- [What to do]:
Copy out each item below word for word, keeping every line unchanged.

**** Supplied material ****

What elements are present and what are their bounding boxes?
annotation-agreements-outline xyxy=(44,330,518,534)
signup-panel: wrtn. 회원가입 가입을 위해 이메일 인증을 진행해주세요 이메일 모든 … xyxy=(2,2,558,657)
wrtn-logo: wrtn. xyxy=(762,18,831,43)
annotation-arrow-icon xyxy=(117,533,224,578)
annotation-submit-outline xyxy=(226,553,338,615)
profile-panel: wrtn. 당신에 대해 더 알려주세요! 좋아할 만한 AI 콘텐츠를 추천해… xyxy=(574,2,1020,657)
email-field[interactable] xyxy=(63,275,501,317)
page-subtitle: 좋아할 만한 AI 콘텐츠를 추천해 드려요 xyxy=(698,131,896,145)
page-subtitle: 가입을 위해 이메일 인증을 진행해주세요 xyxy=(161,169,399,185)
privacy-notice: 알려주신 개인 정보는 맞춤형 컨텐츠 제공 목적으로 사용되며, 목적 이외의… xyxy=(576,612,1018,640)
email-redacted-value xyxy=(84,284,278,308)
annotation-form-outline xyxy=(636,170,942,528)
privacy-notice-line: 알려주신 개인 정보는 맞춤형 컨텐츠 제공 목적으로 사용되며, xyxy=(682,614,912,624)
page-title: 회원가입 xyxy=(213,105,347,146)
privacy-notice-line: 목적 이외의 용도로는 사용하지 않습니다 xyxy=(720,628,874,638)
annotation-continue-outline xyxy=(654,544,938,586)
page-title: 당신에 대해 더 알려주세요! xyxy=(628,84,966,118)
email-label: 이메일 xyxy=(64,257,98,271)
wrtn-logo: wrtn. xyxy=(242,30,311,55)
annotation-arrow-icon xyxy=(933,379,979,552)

****

- [Solution to the problem]:
What elements are present and what are their bounding boxes?
annotation-agreements-outline xyxy=(44,330,518,534)
signup-panel: wrtn. 회원가입 가입을 위해 이메일 인증을 진행해주세요 이메일 모든 … xyxy=(2,2,558,657)
wrtn-logo: wrtn. xyxy=(762,18,831,43)
annotation-arrow-icon xyxy=(117,533,224,578)
annotation-submit-outline xyxy=(226,553,338,615)
profile-panel: wrtn. 당신에 대해 더 알려주세요! 좋아할 만한 AI 콘텐츠를 추천해… xyxy=(574,2,1020,657)
email-field[interactable] xyxy=(63,275,501,317)
page-subtitle: 좋아할 만한 AI 콘텐츠를 추천해 드려요 xyxy=(698,131,896,145)
page-subtitle: 가입을 위해 이메일 인증을 진행해주세요 xyxy=(161,169,399,185)
privacy-notice: 알려주신 개인 정보는 맞춤형 컨텐츠 제공 목적으로 사용되며, 목적 이외의… xyxy=(576,612,1018,640)
email-redacted-value xyxy=(84,284,278,308)
annotation-form-outline xyxy=(636,170,942,528)
privacy-notice-line: 알려주신 개인 정보는 맞춤형 컨텐츠 제공 목적으로 사용되며, xyxy=(682,614,912,624)
page-title: 회원가입 xyxy=(213,105,347,146)
privacy-notice-line: 목적 이외의 용도로는 사용하지 않습니다 xyxy=(720,628,874,638)
annotation-continue-outline xyxy=(654,544,938,586)
page-title: 당신에 대해 더 알려주세요! xyxy=(628,84,966,118)
email-label: 이메일 xyxy=(64,257,98,271)
wrtn-logo: wrtn. xyxy=(242,30,311,55)
annotation-arrow-icon xyxy=(933,379,979,552)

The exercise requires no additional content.